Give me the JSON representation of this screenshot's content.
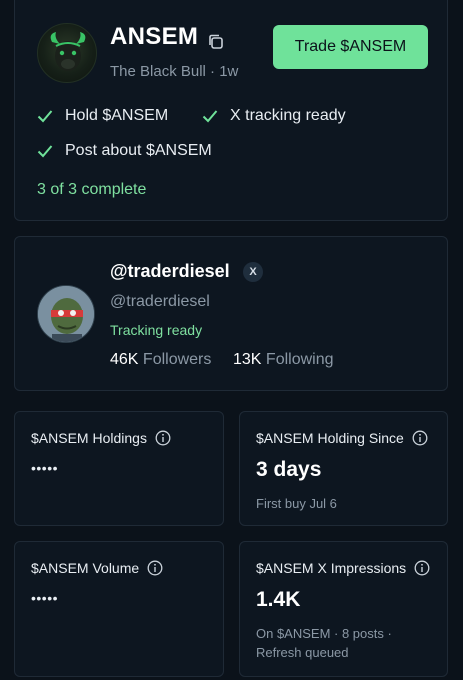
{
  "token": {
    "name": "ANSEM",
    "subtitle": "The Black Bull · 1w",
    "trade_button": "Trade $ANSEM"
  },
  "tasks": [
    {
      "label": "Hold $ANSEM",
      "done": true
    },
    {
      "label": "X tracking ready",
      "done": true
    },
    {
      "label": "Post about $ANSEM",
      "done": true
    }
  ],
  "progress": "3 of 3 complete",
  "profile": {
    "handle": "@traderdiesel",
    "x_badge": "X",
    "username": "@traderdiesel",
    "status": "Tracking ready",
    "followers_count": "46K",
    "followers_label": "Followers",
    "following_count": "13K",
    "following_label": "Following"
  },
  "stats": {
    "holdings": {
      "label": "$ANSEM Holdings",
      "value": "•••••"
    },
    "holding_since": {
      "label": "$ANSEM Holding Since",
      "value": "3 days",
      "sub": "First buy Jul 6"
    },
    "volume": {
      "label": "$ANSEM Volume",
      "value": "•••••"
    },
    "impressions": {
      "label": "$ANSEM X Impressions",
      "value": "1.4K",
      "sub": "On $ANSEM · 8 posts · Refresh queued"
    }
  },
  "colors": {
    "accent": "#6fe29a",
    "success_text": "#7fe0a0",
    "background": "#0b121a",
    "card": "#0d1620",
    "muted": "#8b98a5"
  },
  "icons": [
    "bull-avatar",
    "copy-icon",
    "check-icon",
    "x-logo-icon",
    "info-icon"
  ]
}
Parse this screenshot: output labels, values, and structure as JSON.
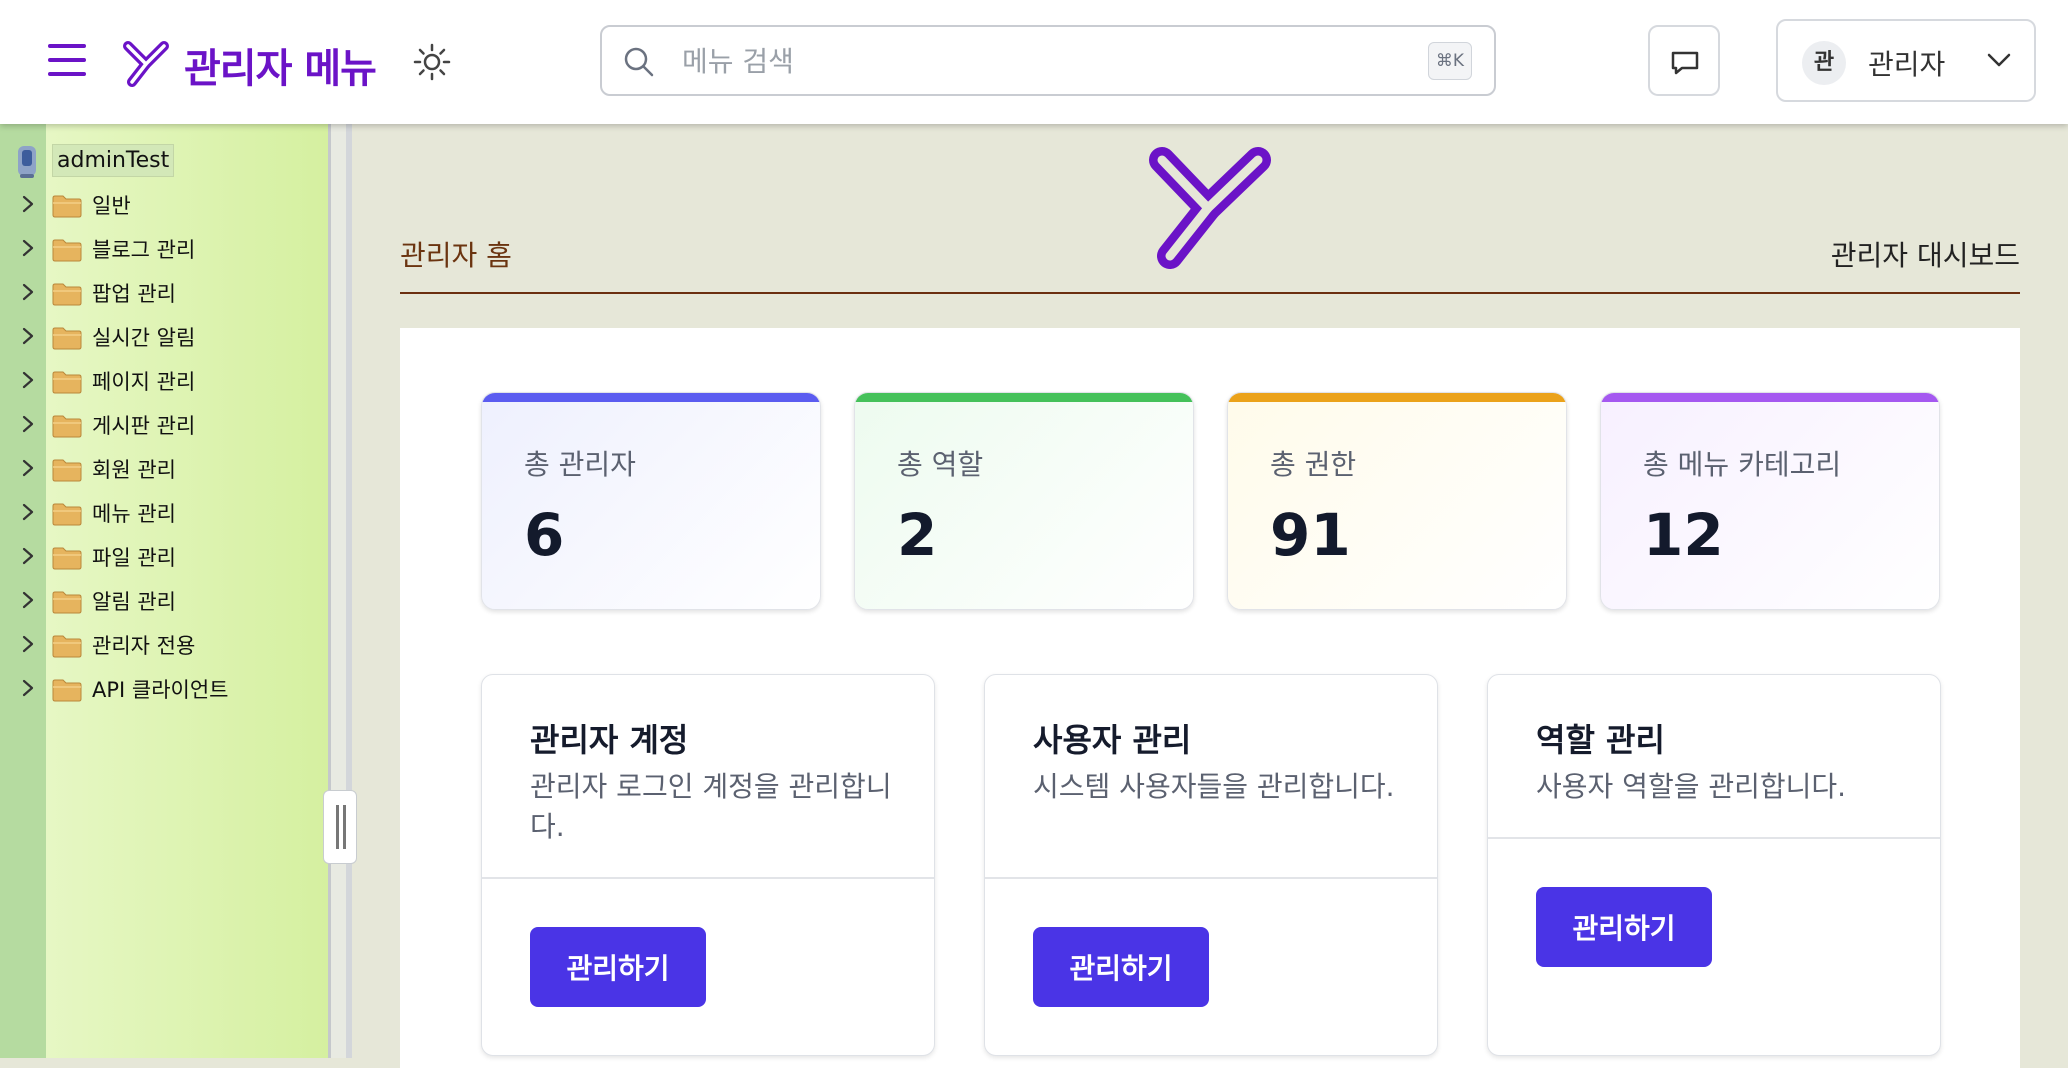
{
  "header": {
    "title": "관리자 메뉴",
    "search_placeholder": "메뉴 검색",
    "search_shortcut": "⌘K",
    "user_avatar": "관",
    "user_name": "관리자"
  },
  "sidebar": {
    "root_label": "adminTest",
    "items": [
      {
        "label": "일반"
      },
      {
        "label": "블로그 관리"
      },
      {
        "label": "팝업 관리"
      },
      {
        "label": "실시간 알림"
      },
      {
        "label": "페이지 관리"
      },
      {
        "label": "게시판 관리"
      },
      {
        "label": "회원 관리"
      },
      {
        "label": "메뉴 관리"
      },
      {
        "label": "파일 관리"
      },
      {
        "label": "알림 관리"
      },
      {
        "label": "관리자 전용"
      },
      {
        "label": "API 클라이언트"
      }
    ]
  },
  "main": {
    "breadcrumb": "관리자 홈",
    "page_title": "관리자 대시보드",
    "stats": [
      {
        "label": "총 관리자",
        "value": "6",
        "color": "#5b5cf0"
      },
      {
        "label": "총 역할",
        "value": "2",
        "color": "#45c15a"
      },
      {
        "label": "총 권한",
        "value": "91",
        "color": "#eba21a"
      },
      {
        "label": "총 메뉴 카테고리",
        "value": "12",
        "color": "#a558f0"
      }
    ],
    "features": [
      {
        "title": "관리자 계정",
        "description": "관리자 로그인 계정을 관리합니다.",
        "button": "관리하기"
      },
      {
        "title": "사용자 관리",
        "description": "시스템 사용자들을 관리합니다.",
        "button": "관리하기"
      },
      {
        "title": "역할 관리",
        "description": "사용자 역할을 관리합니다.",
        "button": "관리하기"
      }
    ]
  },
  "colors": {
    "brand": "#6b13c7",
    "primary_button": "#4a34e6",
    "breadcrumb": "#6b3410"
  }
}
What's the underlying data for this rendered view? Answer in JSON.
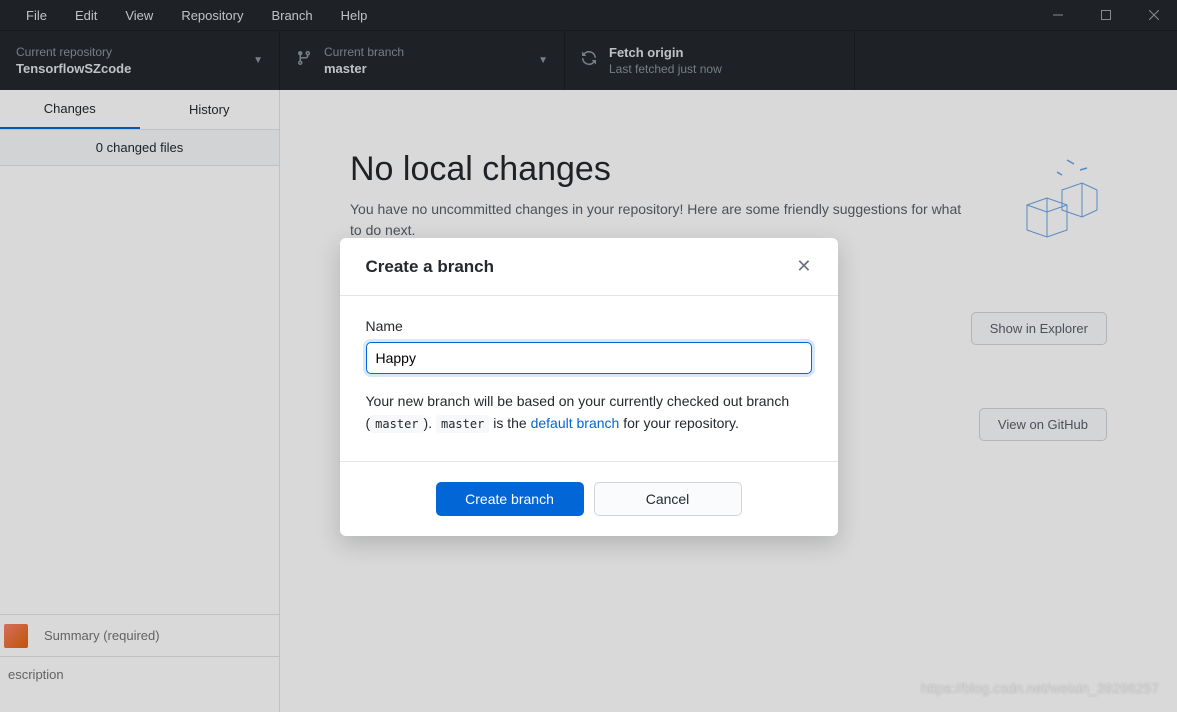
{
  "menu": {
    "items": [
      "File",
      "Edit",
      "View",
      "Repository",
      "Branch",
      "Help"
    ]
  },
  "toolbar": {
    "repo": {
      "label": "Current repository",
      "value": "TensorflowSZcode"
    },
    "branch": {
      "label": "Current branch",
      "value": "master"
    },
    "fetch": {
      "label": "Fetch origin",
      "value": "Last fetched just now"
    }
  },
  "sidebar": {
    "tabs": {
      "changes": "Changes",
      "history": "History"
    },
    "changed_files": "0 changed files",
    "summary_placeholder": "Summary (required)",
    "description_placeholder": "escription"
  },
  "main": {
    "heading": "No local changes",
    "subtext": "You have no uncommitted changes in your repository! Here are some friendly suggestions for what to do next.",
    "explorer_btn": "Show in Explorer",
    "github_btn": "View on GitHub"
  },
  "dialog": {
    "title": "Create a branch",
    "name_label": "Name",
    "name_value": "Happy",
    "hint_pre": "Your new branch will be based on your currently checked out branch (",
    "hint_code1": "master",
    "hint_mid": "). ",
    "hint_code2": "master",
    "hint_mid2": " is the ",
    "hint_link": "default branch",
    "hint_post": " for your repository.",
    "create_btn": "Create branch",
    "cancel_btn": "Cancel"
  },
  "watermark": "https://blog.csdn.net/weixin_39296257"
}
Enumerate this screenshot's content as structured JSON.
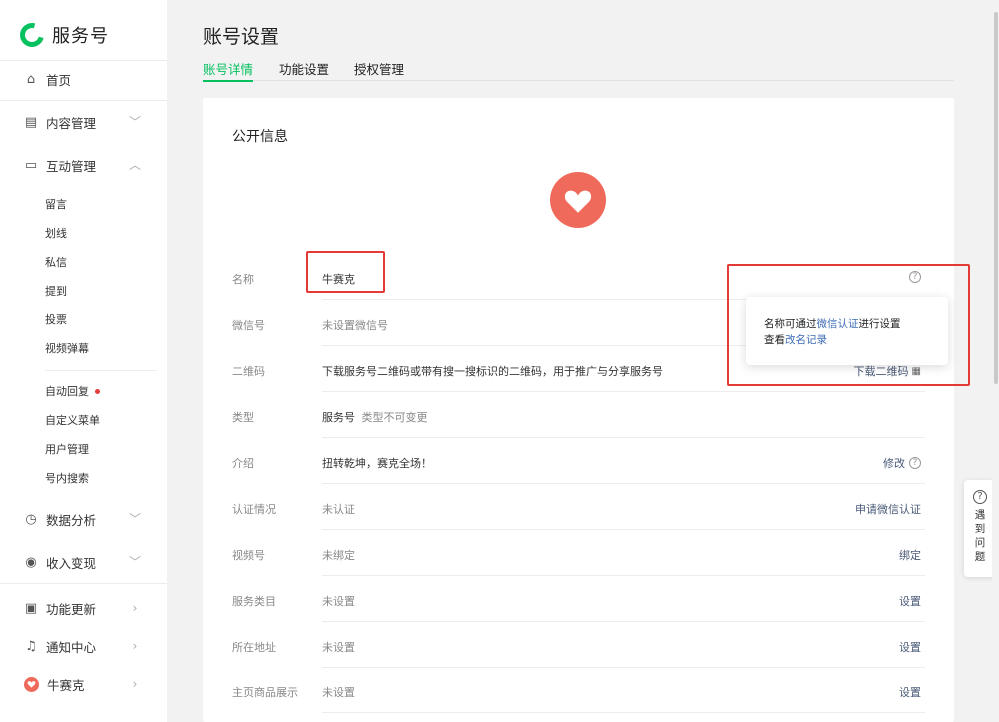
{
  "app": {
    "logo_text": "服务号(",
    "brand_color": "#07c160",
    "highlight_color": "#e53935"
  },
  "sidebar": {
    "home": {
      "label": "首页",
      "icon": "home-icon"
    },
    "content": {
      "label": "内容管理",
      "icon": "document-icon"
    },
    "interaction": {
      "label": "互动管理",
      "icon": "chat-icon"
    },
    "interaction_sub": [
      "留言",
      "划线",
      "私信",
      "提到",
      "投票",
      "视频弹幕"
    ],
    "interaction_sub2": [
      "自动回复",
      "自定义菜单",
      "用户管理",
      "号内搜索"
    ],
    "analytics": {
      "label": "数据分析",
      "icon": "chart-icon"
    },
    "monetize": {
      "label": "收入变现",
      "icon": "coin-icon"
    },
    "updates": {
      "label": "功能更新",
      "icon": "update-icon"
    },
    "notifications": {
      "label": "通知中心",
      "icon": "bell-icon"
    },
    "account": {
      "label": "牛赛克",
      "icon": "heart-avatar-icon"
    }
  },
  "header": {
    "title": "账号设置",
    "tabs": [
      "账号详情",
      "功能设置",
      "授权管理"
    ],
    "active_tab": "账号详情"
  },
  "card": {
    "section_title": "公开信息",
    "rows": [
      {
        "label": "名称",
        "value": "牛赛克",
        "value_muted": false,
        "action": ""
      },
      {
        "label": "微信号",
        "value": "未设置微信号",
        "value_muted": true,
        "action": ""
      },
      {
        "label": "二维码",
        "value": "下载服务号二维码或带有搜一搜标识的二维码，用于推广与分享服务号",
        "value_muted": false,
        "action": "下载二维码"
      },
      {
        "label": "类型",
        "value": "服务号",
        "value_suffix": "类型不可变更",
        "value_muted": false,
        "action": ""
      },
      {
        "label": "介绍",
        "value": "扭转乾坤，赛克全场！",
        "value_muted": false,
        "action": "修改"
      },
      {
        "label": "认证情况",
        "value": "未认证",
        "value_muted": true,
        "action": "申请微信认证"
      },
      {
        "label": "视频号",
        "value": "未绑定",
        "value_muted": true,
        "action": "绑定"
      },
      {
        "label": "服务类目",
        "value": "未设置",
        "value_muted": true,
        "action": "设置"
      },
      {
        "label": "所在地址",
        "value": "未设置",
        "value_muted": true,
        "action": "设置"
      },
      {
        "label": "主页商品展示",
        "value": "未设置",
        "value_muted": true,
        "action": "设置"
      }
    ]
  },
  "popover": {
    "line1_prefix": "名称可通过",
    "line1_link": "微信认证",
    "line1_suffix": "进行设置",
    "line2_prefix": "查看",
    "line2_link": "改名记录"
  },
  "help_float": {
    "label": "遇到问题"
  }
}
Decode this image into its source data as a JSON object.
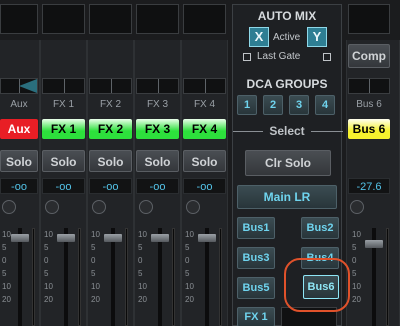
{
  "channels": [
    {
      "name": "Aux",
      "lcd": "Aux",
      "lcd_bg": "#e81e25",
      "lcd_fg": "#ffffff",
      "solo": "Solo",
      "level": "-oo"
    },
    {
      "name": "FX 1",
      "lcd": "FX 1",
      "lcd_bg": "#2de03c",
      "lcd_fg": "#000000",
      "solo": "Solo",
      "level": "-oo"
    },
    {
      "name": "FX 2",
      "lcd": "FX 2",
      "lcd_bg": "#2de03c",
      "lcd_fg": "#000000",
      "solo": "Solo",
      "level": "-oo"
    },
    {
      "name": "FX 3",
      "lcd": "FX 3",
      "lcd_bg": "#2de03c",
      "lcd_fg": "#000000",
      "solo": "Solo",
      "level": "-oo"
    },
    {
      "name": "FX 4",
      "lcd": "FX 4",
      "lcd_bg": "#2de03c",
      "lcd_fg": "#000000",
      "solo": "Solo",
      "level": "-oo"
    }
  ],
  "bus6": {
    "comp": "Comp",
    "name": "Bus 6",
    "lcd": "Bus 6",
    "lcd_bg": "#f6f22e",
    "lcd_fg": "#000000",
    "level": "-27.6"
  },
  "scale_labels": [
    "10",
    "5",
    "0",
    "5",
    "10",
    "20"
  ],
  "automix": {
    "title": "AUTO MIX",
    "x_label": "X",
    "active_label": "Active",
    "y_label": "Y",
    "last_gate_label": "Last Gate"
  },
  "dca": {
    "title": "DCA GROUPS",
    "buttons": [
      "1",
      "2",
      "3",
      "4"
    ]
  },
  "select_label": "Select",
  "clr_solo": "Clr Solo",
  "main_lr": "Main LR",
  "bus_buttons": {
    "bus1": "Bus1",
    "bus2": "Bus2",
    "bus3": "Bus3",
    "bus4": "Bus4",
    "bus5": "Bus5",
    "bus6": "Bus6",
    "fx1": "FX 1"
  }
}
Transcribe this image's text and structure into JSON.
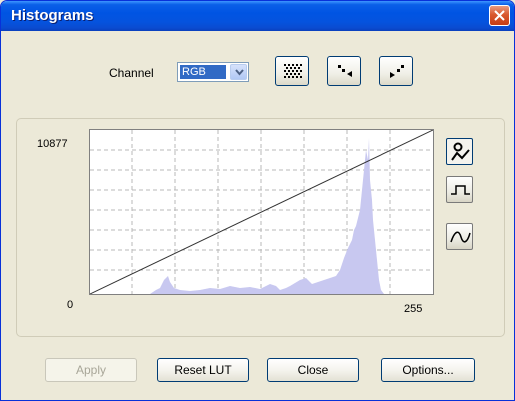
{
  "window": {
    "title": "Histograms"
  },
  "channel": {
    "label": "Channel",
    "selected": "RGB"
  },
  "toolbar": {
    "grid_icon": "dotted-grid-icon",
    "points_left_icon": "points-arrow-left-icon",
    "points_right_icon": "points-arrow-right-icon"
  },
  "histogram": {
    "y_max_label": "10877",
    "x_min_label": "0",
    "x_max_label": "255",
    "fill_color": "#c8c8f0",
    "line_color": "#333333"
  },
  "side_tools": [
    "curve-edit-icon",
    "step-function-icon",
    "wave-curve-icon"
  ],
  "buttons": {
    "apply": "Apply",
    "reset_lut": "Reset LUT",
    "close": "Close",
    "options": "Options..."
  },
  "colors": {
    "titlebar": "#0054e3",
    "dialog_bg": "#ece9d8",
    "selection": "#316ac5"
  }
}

□ □ □ □

**PROBLEM DETAILS:**
Among the lines above, count those containing the word "master" and give nothing but the result.

**ANSWER FOR THIS EXERCISE:**
3